*Your instructions:* The data below needs to be returned exactly, line for line.

*Data:*
'''

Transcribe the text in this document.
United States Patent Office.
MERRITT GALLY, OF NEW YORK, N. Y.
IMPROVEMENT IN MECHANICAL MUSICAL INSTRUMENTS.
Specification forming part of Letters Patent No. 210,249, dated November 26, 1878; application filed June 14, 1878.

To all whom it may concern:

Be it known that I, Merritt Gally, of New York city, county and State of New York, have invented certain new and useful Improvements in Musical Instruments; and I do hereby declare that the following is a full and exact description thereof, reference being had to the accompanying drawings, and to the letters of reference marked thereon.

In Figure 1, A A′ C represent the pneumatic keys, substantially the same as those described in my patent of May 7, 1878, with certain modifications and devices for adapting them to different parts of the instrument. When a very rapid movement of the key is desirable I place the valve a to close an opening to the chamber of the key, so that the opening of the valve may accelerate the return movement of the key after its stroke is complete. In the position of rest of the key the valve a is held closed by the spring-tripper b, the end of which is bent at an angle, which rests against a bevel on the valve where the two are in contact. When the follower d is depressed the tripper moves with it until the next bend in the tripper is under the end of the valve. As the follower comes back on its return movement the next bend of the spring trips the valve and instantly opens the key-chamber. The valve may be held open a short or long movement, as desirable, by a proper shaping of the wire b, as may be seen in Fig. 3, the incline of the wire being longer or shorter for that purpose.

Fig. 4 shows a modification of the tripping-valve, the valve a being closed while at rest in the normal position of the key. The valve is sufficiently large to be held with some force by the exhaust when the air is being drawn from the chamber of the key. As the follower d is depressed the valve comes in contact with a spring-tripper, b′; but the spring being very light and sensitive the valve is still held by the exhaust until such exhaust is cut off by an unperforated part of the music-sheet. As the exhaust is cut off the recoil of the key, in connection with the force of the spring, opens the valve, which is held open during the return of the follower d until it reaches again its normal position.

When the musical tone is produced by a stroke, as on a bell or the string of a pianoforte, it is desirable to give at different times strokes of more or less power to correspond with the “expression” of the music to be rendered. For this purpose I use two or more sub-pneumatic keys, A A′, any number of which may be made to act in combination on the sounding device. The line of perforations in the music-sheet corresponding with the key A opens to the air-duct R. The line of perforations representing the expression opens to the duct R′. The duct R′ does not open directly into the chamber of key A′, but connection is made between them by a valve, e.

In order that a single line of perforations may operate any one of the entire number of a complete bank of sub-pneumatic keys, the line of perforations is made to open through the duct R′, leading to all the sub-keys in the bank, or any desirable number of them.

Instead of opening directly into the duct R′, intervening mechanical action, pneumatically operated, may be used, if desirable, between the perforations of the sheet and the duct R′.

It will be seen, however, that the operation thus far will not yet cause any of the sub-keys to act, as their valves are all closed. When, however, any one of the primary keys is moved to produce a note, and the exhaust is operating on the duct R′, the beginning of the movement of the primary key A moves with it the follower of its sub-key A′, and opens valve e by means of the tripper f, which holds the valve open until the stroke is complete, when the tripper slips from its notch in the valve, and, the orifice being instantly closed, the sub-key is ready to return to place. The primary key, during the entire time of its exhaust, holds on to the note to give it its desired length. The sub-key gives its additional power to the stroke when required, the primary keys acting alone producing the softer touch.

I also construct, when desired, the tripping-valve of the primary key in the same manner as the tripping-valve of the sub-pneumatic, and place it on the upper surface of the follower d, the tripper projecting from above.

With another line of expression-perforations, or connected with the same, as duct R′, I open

'''

*Solved problem:*
Transcribe the text in this document.
United States Patent Office.
MERRITT GALLY, OF NEW YORK, N. Y.
IMPROVEMENT IN MECHANICAL MUSICAL INSTRUMENTS.
Specification forming part of Letters Patent No. 210,249, dated November 26, 1878; application filed June 14, 1878.

To all whom it may concern:

Be it known that I, Merritt Gally, of New York city, county and State of New York, have invented certain new and useful Improvements in Musical Instruments; and I do hereby declare that the following is a full and exact description thereof, reference being had to the accompanying drawings, and to the letters of reference marked thereon.

In Figure 1, A A′ C represent the pneumatic keys, substantially the same as those described in my patent of May 7, 1878, with certain modifications and devices for adapting them to different parts of the instrument. When a very rapid movement of the key is desirable I place the valve a to close an opening to the chamber of the key, so that the opening of the valve may accelerate the return movement of the key after its stroke is complete. In the position of rest of the key the valve a is held closed by the spring-tripper b, the end of which is bent at an angle, which rests against a bevel on the valve where the two are in contact. When the follower d is depressed the tripper moves with it until the next bend in the tripper is under the end of the valve. As the follower comes back on its return movement the next bend of the spring trips the valve and instantly opens the key-chamber. The valve may be held open a short or long movement, as desirable, by a proper shaping of the wire b, as may be seen in Fig. 3, the incline of the wire being longer or shorter for that purpose.

Fig. 4 shows a modification of the tripping-valve, the valve a being closed while at rest in the normal position of the key. The valve is sufficiently large to be held with some force by the exhaust when the air is being drawn from the chamber of the key. As the follower d is depressed the valve comes in contact with a spring-tripper, b′; but the spring being very light and sensitive the valve is still held by the exhaust until such exhaust is cut off by an unperforated part of the music-sheet. As the exhaust is cut off the recoil of the key, in connection with the force of the spring, opens the valve, which is held open during the return of the follower d until it reaches again its normal position.

When the musical tone is produced by a stroke, as on a bell or the string of a pianoforte, it is desirable to give at different times strokes of more or less power to correspond with the “expression” of the music to be rendered. For this purpose I use two or more sub-pneumatic keys, A A′, any number of which may be made to act in combination on the sounding device. The line of perforations in the music-sheet corresponding with the key A opens to the air-duct R. The line of perforations representing the expression opens to the duct R′. The duct R′ does not open directly into the chamber of key A′, but connection is made between them by a valve, e.

In order that a single line of perforations may operate any one of the entire number of a complete bank of sub-pneumatic keys, the line of perforations is made to open through the duct R′, leading to all the sub-keys in the bank, or any desirable number of them.

Instead of opening directly into the duct R′, intervening mechanical action, pneumatically operated, may be used, if desirable, between the perforations of the sheet and the duct R′.

It will be seen, however, that the operation thus far will not yet cause any of the sub-keys to act, as their valves are all closed. When, however, any one of the primary keys is moved to produce a note, and the exhaust is operating on the duct R′, the beginning of the movement of the primary key A moves with it the follower of its sub-key A′, and opens valve e by means of the tripper f, which holds the valve open until the stroke is complete, when the tripper slips from its notch in the valve, and, the orifice being instantly closed, the sub-key is ready to return to place. The primary key, during the entire time of its exhaust, holds on to the note to give it its desired length. The sub-key gives its additional power to the stroke when required, the primary keys acting alone producing the softer touch.

I also construct, when desired, the tripping-valve of the primary key in the same manner as the tripping-valve of the sub-pneumatic, and place it on the upper surface of the follower d, the tripper projecting from above.

With another line of expression-perforations, or connected with the same, as duct R′, I open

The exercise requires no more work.